» REQUIREMENT: Every record here needs to be written out again exactly.

═════ INPUT ROWS

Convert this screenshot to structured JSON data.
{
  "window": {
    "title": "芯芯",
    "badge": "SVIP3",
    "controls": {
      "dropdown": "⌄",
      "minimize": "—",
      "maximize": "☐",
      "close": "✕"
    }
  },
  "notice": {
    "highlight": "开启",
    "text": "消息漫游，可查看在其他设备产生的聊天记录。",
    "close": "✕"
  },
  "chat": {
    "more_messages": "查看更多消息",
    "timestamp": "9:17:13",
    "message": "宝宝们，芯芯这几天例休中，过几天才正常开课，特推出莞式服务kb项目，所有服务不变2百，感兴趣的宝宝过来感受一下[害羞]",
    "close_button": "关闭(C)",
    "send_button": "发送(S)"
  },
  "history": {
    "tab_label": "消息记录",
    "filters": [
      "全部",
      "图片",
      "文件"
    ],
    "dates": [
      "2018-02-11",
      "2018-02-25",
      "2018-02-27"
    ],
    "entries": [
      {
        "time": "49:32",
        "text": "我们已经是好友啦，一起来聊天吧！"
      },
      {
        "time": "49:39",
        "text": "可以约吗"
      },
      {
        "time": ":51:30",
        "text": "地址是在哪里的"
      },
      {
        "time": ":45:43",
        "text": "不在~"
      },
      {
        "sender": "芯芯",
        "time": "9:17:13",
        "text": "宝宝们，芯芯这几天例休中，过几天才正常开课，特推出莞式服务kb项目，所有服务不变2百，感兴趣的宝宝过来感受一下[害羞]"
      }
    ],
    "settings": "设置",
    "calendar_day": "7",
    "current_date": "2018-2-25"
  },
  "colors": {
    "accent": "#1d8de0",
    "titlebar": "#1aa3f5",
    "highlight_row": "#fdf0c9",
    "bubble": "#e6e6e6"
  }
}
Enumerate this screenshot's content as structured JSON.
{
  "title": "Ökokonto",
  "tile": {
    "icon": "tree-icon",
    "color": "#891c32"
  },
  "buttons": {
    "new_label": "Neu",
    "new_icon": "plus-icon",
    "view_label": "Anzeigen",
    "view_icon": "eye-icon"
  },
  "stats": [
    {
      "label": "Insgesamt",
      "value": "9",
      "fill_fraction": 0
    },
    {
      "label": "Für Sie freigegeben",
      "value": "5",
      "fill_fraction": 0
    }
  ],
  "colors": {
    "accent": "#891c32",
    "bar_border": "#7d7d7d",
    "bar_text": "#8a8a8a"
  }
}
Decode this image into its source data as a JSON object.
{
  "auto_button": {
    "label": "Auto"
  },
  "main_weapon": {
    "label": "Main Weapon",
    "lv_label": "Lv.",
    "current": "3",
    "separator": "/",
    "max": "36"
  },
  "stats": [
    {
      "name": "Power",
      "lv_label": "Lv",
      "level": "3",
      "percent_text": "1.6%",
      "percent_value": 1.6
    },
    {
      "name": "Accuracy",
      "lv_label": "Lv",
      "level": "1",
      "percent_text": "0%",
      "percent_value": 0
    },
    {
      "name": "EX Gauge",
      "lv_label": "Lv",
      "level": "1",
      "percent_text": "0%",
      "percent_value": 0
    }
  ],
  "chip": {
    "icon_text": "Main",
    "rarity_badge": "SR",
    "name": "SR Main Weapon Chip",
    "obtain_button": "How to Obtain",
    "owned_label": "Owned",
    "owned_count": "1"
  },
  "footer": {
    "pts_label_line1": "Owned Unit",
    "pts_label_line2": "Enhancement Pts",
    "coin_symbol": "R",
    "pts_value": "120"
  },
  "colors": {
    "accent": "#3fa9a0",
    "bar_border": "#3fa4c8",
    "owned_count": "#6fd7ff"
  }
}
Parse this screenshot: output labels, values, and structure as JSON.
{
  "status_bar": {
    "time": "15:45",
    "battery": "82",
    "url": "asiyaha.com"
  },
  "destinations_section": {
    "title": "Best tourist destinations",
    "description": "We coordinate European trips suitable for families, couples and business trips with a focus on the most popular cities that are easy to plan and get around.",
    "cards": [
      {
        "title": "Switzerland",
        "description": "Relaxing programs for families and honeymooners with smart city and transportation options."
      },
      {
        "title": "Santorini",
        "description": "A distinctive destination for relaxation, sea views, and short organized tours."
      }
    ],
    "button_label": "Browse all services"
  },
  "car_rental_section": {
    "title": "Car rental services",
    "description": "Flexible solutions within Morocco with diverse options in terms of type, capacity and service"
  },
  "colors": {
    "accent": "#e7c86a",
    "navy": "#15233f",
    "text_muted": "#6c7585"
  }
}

══════════

» EXERCISE RESPONSE:
Convert this screenshot to structured JSON data.
{
  "window": {
    "title": "芯芯",
    "badge": "SVIP3",
    "controls": {
      "dropdown": "⌄",
      "minimize": "—",
      "maximize": "☐",
      "close": "✕"
    }
  },
  "notice": {
    "highlight": "开启",
    "text": "消息漫游，可查看在其他设备产生的聊天记录。",
    "close": "✕"
  },
  "chat": {
    "more_messages": "查看更多消息",
    "timestamp": "9:17:13",
    "message": "宝宝们，芯芯这几天例休中，过几天才正常开课，特推出莞式服务kb项目，所有服务不变2百，感兴趣的宝宝过来感受一下[害羞]",
    "close_button": "关闭(C)",
    "send_button": "发送(S)"
  },
  "history": {
    "tab_label": "消息记录",
    "filters": [
      "全部",
      "图片",
      "文件"
    ],
    "dates": [
      "2018-02-11",
      "2018-02-25",
      "2018-02-27"
    ],
    "entries": [
      {
        "time": "49:32",
        "text": "我们已经是好友啦，一起来聊天吧！"
      },
      {
        "time": "49:39",
        "text": "可以约吗"
      },
      {
        "time": ":51:30",
        "text": "地址是在哪里的"
      },
      {
        "time": ":45:43",
        "text": "不在~"
      },
      {
        "sender": "芯芯",
        "time": "9:17:13",
        "text": "宝宝们，芯芯这几天例休中，过几天才正常开课，特推出莞式服务kb项目，所有服务不变2百，感兴趣的宝宝过来感受一下[害羞]"
      }
    ],
    "settings": "设置",
    "calendar_day": "7",
    "current_date": "2018-2-25"
  },
  "colors": {
    "accent": "#1d8de0",
    "titlebar": "#1aa3f5",
    "highlight_row": "#fdf0c9",
    "bubble": "#e6e6e6"
  }
}
Enumerate this screenshot's content as structured JSON.
{
  "title": "Ökokonto",
  "tile": {
    "icon": "tree-icon",
    "color": "#891c32"
  },
  "buttons": {
    "new_label": "Neu",
    "new_icon": "plus-icon",
    "view_label": "Anzeigen",
    "view_icon": "eye-icon"
  },
  "stats": [
    {
      "label": "Insgesamt",
      "value": "9",
      "fill_fraction": 0
    },
    {
      "label": "Für Sie freigegeben",
      "value": "5",
      "fill_fraction": 0
    }
  ],
  "colors": {
    "accent": "#891c32",
    "bar_border": "#7d7d7d",
    "bar_text": "#8a8a8a"
  }
}
Decode this image into its source data as a JSON object.
{
  "auto_button": {
    "label": "Auto"
  },
  "main_weapon": {
    "label": "Main Weapon",
    "lv_label": "Lv.",
    "current": "3",
    "separator": "/",
    "max": "36"
  },
  "stats": [
    {
      "name": "Power",
      "lv_label": "Lv",
      "level": "3",
      "percent_text": "1.6%",
      "percent_value": 1.6
    },
    {
      "name": "Accuracy",
      "lv_label": "Lv",
      "level": "1",
      "percent_text": "0%",
      "percent_value": 0
    },
    {
      "name": "EX Gauge",
      "lv_label": "Lv",
      "level": "1",
      "percent_text": "0%",
      "percent_value": 0
    }
  ],
  "chip": {
    "icon_text": "Main",
    "rarity_badge": "SR",
    "name": "SR Main Weapon Chip",
    "obtain_button": "How to Obtain",
    "owned_label": "Owned",
    "owned_count": "1"
  },
  "footer": {
    "pts_label_line1": "Owned Unit",
    "pts_label_line2": "Enhancement Pts",
    "coin_symbol": "R",
    "pts_value": "120"
  },
  "colors": {
    "accent": "#3fa9a0",
    "bar_border": "#3fa4c8",
    "owned_count": "#6fd7ff"
  }
}
Parse this screenshot: output labels, values, and structure as JSON.
{
  "status_bar": {
    "time": "15:45",
    "battery": "82",
    "url": "asiyaha.com"
  },
  "destinations_section": {
    "title": "Best tourist destinations",
    "description": "We coordinate European trips suitable for families, couples and business trips with a focus on the most popular cities that are easy to plan and get around.",
    "cards": [
      {
        "title": "Switzerland",
        "description": "Relaxing programs for families and honeymooners with smart city and transportation options."
      },
      {
        "title": "Santorini",
        "description": "A distinctive destination for relaxation, sea views, and short organized tours."
      }
    ],
    "button_label": "Browse all services"
  },
  "car_rental_section": {
    "title": "Car rental services",
    "description": "Flexible solutions within Morocco with diverse options in terms of type, capacity and service"
  },
  "colors": {
    "accent": "#e7c86a",
    "navy": "#15233f",
    "text_muted": "#6c7585"
  }
}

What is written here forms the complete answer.